— begin Records for this exercise —

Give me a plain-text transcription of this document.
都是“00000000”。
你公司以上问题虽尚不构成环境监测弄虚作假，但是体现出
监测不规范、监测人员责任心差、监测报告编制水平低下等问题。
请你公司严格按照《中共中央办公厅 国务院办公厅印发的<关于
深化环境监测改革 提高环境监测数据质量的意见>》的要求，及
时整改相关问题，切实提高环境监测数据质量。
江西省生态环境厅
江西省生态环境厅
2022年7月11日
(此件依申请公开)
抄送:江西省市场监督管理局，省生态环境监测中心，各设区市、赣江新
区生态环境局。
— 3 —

— end Records for this exercise —

→ Set problem: All entries must be repeated verbatim.

→ Task solution:
Give me a plain-text transcription of this document.
都是“00000000”。
你公司以上问题虽尚不构成环境监测弄虚作假，但是体现出
监测不规范、监测人员责任心差、监测报告编制水平低下等问题。
请你公司严格按照《中共中央办公厅 国务院办公厅印发的<关于
深化环境监测改革 提高环境监测数据质量的意见>》的要求，及
时整改相关问题，切实提高环境监测数据质量。
江西省生态环境厅
江西省生态环境厅
2022年7月11日
(此件依申请公开)
抄送:江西省市场监督管理局，省生态环境监测中心，各设区市、赣江新
区生态环境局。
— 3 —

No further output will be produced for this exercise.